TO DO >> Return every record below exactly as written, omitting any pictures.

INFORMATION GIVEN >>
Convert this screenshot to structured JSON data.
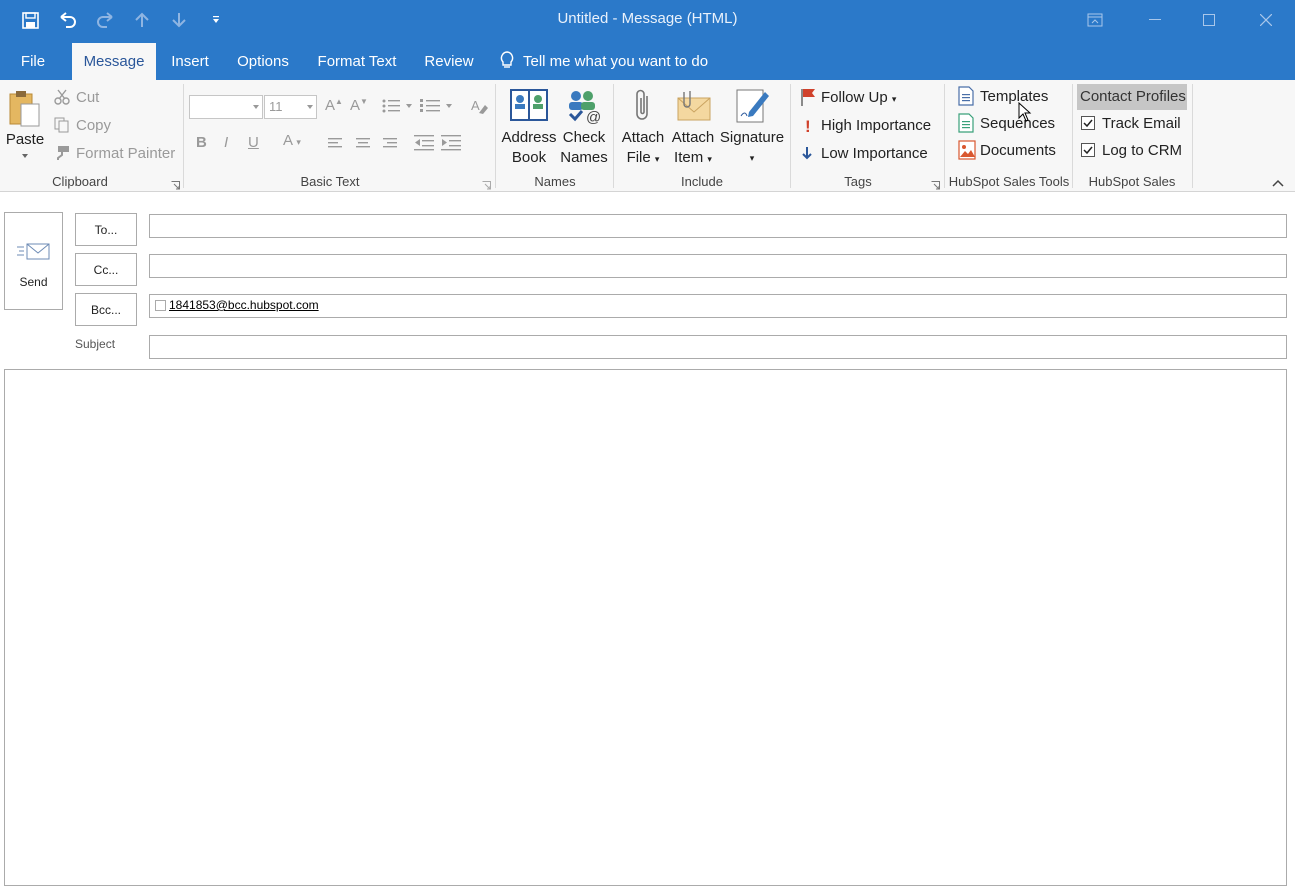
{
  "window": {
    "title": "Untitled - Message (HTML)"
  },
  "tabs": {
    "file": "File",
    "message": "Message",
    "insert": "Insert",
    "options": "Options",
    "format_text": "Format Text",
    "review": "Review",
    "tell_me": "Tell me what you want to do"
  },
  "ribbon": {
    "clipboard": {
      "label": "Clipboard",
      "paste": "Paste",
      "cut": "Cut",
      "copy": "Copy",
      "format_painter": "Format Painter"
    },
    "basic_text": {
      "label": "Basic Text",
      "font_size": "11",
      "bold": "B",
      "italic": "I",
      "underline": "U"
    },
    "names": {
      "label": "Names",
      "address_book_1": "Address",
      "address_book_2": "Book",
      "check_names_1": "Check",
      "check_names_2": "Names"
    },
    "include": {
      "label": "Include",
      "attach_file_1": "Attach",
      "attach_file_2": "File",
      "attach_item_1": "Attach",
      "attach_item_2": "Item",
      "signature": "Signature"
    },
    "tags": {
      "label": "Tags",
      "follow_up": "Follow Up",
      "high_importance": "High Importance",
      "low_importance": "Low Importance"
    },
    "hubspot_tools": {
      "label": "HubSpot Sales Tools",
      "templates": "Templates",
      "sequences": "Sequences",
      "documents": "Documents"
    },
    "hubspot_sales": {
      "label": "HubSpot Sales",
      "contact_profiles": "Contact Profiles",
      "track_email": "Track Email",
      "track_email_checked": true,
      "log_to_crm": "Log to CRM",
      "log_to_crm_checked": true
    }
  },
  "compose": {
    "send": "Send",
    "to_label": "To...",
    "cc_label": "Cc...",
    "bcc_label": "Bcc...",
    "subject_label": "Subject",
    "to_value": "",
    "cc_value": "",
    "bcc_value": "1841853@bcc.hubspot.com",
    "subject_value": "",
    "body": ""
  },
  "colors": {
    "titlebar": "#2b79c9",
    "ribbon_bg": "#f7f7f7",
    "active_tab_text": "#2b579a",
    "highlight": "#c6c6c6"
  }
}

ANSWER TO THIS TASK >>
Convert this screenshot to structured JSON data.
{
  "window": {
    "title": "Untitled - Message (HTML)"
  },
  "tabs": {
    "file": "File",
    "message": "Message",
    "insert": "Insert",
    "options": "Options",
    "format_text": "Format Text",
    "review": "Review",
    "tell_me": "Tell me what you want to do"
  },
  "ribbon": {
    "clipboard": {
      "label": "Clipboard",
      "paste": "Paste",
      "cut": "Cut",
      "copy": "Copy",
      "format_painter": "Format Painter"
    },
    "basic_text": {
      "label": "Basic Text",
      "font_size": "11",
      "bold": "B",
      "italic": "I",
      "underline": "U"
    },
    "names": {
      "label": "Names",
      "address_book_1": "Address",
      "address_book_2": "Book",
      "check_names_1": "Check",
      "check_names_2": "Names"
    },
    "include": {
      "label": "Include",
      "attach_file_1": "Attach",
      "attach_file_2": "File",
      "attach_item_1": "Attach",
      "attach_item_2": "Item",
      "signature": "Signature"
    },
    "tags": {
      "label": "Tags",
      "follow_up": "Follow Up",
      "high_importance": "High Importance",
      "low_importance": "Low Importance"
    },
    "hubspot_tools": {
      "label": "HubSpot Sales Tools",
      "templates": "Templates",
      "sequences": "Sequences",
      "documents": "Documents"
    },
    "hubspot_sales": {
      "label": "HubSpot Sales",
      "contact_profiles": "Contact Profiles",
      "track_email": "Track Email",
      "track_email_checked": true,
      "log_to_crm": "Log to CRM",
      "log_to_crm_checked": true
    }
  },
  "compose": {
    "send": "Send",
    "to_label": "To...",
    "cc_label": "Cc...",
    "bcc_label": "Bcc...",
    "subject_label": "Subject",
    "to_value": "",
    "cc_value": "",
    "bcc_value": "1841853@bcc.hubspot.com",
    "subject_value": "",
    "body": ""
  },
  "colors": {
    "titlebar": "#2b79c9",
    "ribbon_bg": "#f7f7f7",
    "active_tab_text": "#2b579a",
    "highlight": "#c6c6c6"
  }
}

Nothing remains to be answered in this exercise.